## GOAL OF THE EXERCISE
Retype the stretch of rows from the row containing "abstract-en: 【Abstract】Based on" through the row containing "svg-text:980: 980 xyxy=(388,481,399,489)", including both of those rows, with every character unchanged.

** BEGIN SUPPLIED MATERIAL **

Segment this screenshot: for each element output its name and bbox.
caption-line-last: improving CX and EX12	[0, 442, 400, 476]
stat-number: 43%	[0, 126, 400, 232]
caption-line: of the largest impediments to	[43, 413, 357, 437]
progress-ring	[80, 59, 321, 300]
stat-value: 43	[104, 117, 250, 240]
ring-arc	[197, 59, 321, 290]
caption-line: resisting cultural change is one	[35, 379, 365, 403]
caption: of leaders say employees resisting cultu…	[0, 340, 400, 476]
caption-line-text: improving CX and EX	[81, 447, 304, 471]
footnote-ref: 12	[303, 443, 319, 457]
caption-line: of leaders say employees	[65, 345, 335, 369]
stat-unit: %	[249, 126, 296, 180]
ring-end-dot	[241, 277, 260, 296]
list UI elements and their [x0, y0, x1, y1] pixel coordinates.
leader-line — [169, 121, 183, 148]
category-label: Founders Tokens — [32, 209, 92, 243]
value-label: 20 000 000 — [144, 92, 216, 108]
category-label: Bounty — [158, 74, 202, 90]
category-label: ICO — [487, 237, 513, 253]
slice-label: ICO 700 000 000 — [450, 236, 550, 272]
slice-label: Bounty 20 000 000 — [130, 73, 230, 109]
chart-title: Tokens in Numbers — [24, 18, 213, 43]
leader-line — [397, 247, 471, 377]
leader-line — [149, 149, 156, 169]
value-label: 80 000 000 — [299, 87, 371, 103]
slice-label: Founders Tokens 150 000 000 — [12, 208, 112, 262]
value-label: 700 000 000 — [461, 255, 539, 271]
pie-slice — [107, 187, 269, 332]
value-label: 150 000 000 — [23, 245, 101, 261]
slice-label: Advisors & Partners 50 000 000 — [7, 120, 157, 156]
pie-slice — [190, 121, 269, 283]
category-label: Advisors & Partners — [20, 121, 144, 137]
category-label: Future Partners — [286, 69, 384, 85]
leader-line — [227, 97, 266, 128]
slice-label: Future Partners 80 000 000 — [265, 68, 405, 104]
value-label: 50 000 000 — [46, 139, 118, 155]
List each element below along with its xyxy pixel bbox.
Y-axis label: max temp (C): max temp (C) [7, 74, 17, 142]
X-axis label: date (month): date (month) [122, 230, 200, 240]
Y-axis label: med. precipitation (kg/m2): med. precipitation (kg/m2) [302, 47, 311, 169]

** END SUPPLIED MATERIAL **
** BEGIN SUPPLIED MATERIAL **

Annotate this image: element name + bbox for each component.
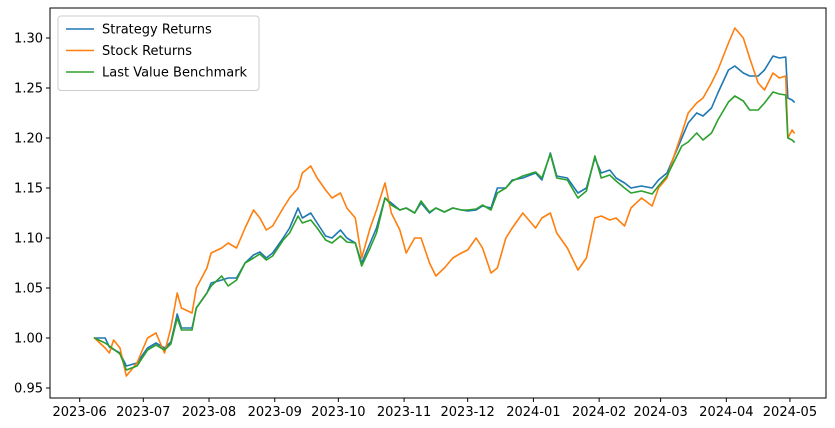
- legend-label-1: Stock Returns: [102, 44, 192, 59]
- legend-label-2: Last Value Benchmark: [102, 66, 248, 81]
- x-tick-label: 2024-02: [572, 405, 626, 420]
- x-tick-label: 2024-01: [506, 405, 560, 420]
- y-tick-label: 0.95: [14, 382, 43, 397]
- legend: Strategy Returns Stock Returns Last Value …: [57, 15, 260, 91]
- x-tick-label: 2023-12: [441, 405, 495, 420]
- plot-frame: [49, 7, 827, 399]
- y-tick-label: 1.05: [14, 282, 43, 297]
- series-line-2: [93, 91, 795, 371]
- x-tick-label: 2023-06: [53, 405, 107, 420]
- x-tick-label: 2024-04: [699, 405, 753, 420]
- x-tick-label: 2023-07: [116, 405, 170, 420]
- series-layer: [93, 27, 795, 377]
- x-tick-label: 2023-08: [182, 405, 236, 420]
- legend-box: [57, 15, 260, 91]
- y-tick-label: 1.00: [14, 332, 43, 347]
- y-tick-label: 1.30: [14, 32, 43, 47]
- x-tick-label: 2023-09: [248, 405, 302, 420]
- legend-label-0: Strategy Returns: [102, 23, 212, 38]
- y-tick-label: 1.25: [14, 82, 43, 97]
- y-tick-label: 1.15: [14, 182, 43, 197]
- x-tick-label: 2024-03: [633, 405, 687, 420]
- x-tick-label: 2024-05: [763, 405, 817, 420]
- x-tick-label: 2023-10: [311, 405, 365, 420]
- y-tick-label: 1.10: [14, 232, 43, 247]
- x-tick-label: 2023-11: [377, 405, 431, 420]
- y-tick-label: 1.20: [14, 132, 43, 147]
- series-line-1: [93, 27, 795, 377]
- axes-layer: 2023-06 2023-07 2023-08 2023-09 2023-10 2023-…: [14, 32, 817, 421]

** END SUPPLIED MATERIAL **
** BEGIN SUPPLIED MATERIAL **

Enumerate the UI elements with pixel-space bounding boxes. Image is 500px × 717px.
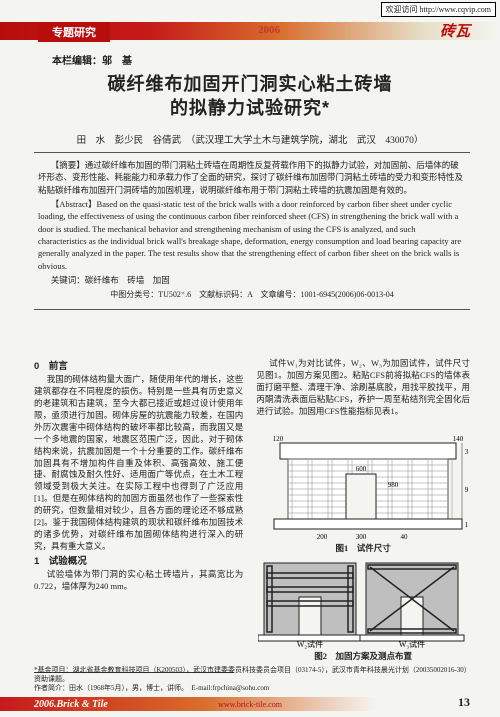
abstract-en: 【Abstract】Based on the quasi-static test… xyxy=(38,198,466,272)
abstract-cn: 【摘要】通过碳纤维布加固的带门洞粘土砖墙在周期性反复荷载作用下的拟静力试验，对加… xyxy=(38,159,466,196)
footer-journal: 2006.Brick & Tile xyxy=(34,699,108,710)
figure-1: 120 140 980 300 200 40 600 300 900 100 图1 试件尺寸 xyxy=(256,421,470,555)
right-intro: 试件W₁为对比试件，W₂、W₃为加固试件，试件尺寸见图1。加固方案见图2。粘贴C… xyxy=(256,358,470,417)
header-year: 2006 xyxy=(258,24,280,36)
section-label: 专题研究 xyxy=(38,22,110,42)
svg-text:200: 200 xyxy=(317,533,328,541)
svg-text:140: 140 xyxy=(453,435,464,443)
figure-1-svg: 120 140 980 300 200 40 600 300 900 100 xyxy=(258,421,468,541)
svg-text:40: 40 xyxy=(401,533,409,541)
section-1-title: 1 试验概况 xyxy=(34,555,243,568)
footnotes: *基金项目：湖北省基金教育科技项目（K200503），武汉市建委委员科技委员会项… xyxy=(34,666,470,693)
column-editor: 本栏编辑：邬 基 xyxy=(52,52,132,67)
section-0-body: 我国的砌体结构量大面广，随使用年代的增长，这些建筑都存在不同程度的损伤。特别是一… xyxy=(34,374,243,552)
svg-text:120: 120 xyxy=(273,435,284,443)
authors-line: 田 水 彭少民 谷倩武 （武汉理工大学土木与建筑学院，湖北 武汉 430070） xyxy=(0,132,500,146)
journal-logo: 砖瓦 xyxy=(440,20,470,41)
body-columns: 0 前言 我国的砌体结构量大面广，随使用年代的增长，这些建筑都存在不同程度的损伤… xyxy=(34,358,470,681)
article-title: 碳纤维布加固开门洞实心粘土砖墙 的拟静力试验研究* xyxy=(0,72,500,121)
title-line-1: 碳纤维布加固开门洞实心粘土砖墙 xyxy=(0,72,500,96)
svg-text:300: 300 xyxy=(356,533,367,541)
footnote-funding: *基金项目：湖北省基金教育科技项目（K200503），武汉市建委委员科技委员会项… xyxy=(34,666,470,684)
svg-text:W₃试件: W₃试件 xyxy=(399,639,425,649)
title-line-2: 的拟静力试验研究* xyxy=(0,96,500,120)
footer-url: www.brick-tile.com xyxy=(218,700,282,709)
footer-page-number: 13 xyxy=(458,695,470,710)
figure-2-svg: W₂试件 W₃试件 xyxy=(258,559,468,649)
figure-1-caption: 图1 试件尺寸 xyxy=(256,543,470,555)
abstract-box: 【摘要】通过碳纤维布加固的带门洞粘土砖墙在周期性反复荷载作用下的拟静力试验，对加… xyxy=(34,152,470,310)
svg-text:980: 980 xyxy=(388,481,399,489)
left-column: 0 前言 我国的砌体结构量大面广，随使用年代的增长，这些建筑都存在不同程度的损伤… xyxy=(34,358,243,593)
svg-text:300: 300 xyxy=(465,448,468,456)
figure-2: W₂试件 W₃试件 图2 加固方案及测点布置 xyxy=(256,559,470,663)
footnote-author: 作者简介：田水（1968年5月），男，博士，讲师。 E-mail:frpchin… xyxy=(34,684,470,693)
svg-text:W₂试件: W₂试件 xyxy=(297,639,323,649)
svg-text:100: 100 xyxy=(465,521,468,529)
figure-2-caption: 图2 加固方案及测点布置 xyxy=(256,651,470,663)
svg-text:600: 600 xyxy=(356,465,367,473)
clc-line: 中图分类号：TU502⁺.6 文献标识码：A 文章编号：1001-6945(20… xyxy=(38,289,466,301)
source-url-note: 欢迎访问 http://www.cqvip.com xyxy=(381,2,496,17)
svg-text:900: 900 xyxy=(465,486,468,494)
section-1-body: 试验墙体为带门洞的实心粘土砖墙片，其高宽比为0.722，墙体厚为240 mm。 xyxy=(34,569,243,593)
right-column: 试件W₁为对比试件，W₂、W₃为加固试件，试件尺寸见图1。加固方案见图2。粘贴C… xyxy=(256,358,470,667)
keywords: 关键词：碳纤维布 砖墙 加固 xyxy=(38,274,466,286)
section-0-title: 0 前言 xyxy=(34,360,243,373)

** END SUPPLIED MATERIAL **

## SOLUTION TO THIS TASK
abstract-en: 【Abstract】Based on the quasi-static test… xyxy=(38,198,466,272)
abstract-cn: 【摘要】通过碳纤维布加固的带门洞粘土砖墙在周期性反复荷载作用下的拟静力试验，对加… xyxy=(38,159,466,196)
footer-journal: 2006.Brick & Tile xyxy=(34,699,108,710)
figure-1: 120 140 980 300 200 40 600 300 900 100 图1 试件尺寸 xyxy=(256,421,470,555)
right-intro: 试件W₁为对比试件，W₂、W₃为加固试件，试件尺寸见图1。加固方案见图2。粘贴C… xyxy=(256,358,470,417)
header-year: 2006 xyxy=(258,24,280,36)
section-label: 专题研究 xyxy=(38,22,110,42)
svg-text:200: 200 xyxy=(317,533,328,541)
svg-text:140: 140 xyxy=(453,435,464,443)
figure-1-svg: 120 140 980 300 200 40 600 300 900 100 xyxy=(258,421,468,541)
svg-text:40: 40 xyxy=(401,533,409,541)
section-1-title: 1 试验概况 xyxy=(34,555,243,568)
footnotes: *基金项目：湖北省基金教育科技项目（K200503），武汉市建委委员科技委员会项… xyxy=(34,666,470,693)
column-editor: 本栏编辑：邬 基 xyxy=(52,52,132,67)
section-0-body: 我国的砌体结构量大面广，随使用年代的增长，这些建筑都存在不同程度的损伤。特别是一… xyxy=(34,374,243,552)
svg-text:120: 120 xyxy=(273,435,284,443)
authors-line: 田 水 彭少民 谷倩武 （武汉理工大学土木与建筑学院，湖北 武汉 430070） xyxy=(0,132,500,146)
journal-logo: 砖瓦 xyxy=(440,20,470,41)
body-columns: 0 前言 我国的砌体结构量大面广，随使用年代的增长，这些建筑都存在不同程度的损伤… xyxy=(34,358,470,681)
article-title: 碳纤维布加固开门洞实心粘土砖墙 的拟静力试验研究* xyxy=(0,72,500,121)
title-line-1: 碳纤维布加固开门洞实心粘土砖墙 xyxy=(0,72,500,96)
svg-text:300: 300 xyxy=(356,533,367,541)
footnote-funding: *基金项目：湖北省基金教育科技项目（K200503），武汉市建委委员科技委员会项… xyxy=(34,666,470,684)
svg-text:W₃试件: W₃试件 xyxy=(399,639,425,649)
title-line-2: 的拟静力试验研究* xyxy=(0,96,500,120)
footer-url: www.brick-tile.com xyxy=(218,700,282,709)
footer-page-number: 13 xyxy=(458,695,470,710)
figure-2-svg: W₂试件 W₃试件 xyxy=(258,559,468,649)
figure-1-caption: 图1 试件尺寸 xyxy=(256,543,470,555)
abstract-box: 【摘要】通过碳纤维布加固的带门洞粘土砖墙在周期性反复荷载作用下的拟静力试验，对加… xyxy=(34,152,470,310)
svg-text:980: 980 xyxy=(388,481,399,489)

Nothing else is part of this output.